* **WRITTEN TASK**: Produce the listing below again, exactly as shown.
* Start EXERCISE INPUT *
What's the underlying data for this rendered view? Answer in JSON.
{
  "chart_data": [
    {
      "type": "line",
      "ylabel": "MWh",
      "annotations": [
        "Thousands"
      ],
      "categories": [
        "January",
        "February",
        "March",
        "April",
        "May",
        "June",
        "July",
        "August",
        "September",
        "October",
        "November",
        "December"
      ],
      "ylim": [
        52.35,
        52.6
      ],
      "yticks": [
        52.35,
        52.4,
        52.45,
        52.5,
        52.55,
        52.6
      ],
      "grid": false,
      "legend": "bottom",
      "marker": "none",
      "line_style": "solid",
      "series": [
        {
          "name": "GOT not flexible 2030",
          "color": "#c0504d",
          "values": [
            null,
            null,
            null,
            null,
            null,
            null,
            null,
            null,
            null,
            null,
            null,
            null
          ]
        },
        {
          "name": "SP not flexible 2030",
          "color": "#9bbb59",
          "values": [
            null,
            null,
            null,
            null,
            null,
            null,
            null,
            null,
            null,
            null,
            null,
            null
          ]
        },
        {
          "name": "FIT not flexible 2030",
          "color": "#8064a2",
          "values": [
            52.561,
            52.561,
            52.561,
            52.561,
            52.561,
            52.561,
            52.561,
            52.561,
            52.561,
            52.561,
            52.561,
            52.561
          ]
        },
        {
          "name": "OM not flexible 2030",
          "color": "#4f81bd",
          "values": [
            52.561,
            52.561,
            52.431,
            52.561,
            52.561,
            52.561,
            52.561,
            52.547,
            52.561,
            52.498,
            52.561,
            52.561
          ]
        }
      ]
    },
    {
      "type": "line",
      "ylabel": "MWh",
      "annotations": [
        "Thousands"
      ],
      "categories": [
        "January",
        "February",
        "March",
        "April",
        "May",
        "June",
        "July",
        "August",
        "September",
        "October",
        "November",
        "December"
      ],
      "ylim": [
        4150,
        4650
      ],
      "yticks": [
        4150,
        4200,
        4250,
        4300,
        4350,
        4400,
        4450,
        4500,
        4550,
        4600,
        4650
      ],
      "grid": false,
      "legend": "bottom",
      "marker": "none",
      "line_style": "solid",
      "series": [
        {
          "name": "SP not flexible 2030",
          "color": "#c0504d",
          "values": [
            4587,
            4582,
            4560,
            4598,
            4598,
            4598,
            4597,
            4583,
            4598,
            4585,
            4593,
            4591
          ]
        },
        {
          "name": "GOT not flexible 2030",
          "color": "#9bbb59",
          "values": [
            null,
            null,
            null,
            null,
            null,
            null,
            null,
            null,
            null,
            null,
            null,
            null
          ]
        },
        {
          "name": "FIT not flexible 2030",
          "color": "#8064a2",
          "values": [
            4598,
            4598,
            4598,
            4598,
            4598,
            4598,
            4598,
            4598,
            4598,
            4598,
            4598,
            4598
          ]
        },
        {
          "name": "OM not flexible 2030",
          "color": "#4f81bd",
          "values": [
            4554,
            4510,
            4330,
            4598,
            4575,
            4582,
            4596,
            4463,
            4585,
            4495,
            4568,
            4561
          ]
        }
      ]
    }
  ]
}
* End EXERCISE INPUT *
* **ANSWER**:
What's the underlying data for this rendered view? Answer in JSON.
{
  "chart_data": [
    {
      "type": "line",
      "ylabel": "MWh",
      "annotations": [
        "Thousands"
      ],
      "categories": [
        "January",
        "February",
        "March",
        "April",
        "May",
        "June",
        "July",
        "August",
        "September",
        "October",
        "November",
        "December"
      ],
      "ylim": [
        52.35,
        52.6
      ],
      "yticks": [
        52.35,
        52.4,
        52.45,
        52.5,
        52.55,
        52.6
      ],
      "grid": false,
      "legend": "bottom",
      "marker": "none",
      "line_style": "solid",
      "series": [
        {
          "name": "GOT not flexible 2030",
          "color": "#c0504d",
          "values": [
            null,
            null,
            null,
            null,
            null,
            null,
            null,
            null,
            null,
            null,
            null,
            null
          ]
        },
        {
          "name": "SP not flexible 2030",
          "color": "#9bbb59",
          "values": [
            null,
            null,
            null,
            null,
            null,
            null,
            null,
            null,
            null,
            null,
            null,
            null
          ]
        },
        {
          "name": "FIT not flexible 2030",
          "color": "#8064a2",
          "values": [
            52.561,
            52.561,
            52.561,
            52.561,
            52.561,
            52.561,
            52.561,
            52.561,
            52.561,
            52.561,
            52.561,
            52.561
          ]
        },
        {
          "name": "OM not flexible 2030",
          "color": "#4f81bd",
          "values": [
            52.561,
            52.561,
            52.431,
            52.561,
            52.561,
            52.561,
            52.561,
            52.547,
            52.561,
            52.498,
            52.561,
            52.561
          ]
        }
      ]
    },
    {
      "type": "line",
      "ylabel": "MWh",
      "annotations": [
        "Thousands"
      ],
      "categories": [
        "January",
        "February",
        "March",
        "April",
        "May",
        "June",
        "July",
        "August",
        "September",
        "October",
        "November",
        "December"
      ],
      "ylim": [
        4150,
        4650
      ],
      "yticks": [
        4150,
        4200,
        4250,
        4300,
        4350,
        4400,
        4450,
        4500,
        4550,
        4600,
        4650
      ],
      "grid": false,
      "legend": "bottom",
      "marker": "none",
      "line_style": "solid",
      "series": [
        {
          "name": "SP not flexible 2030",
          "color": "#c0504d",
          "values": [
            4587,
            4582,
            4560,
            4598,
            4598,
            4598,
            4597,
            4583,
            4598,
            4585,
            4593,
            4591
          ]
        },
        {
          "name": "GOT not flexible 2030",
          "color": "#9bbb59",
          "values": [
            null,
            null,
            null,
            null,
            null,
            null,
            null,
            null,
            null,
            null,
            null,
            null
          ]
        },
        {
          "name": "FIT not flexible 2030",
          "color": "#8064a2",
          "values": [
            4598,
            4598,
            4598,
            4598,
            4598,
            4598,
            4598,
            4598,
            4598,
            4598,
            4598,
            4598
          ]
        },
        {
          "name": "OM not flexible 2030",
          "color": "#4f81bd",
          "values": [
            4554,
            4510,
            4330,
            4598,
            4575,
            4582,
            4596,
            4463,
            4585,
            4495,
            4568,
            4561
          ]
        }
      ]
    }
  ]
}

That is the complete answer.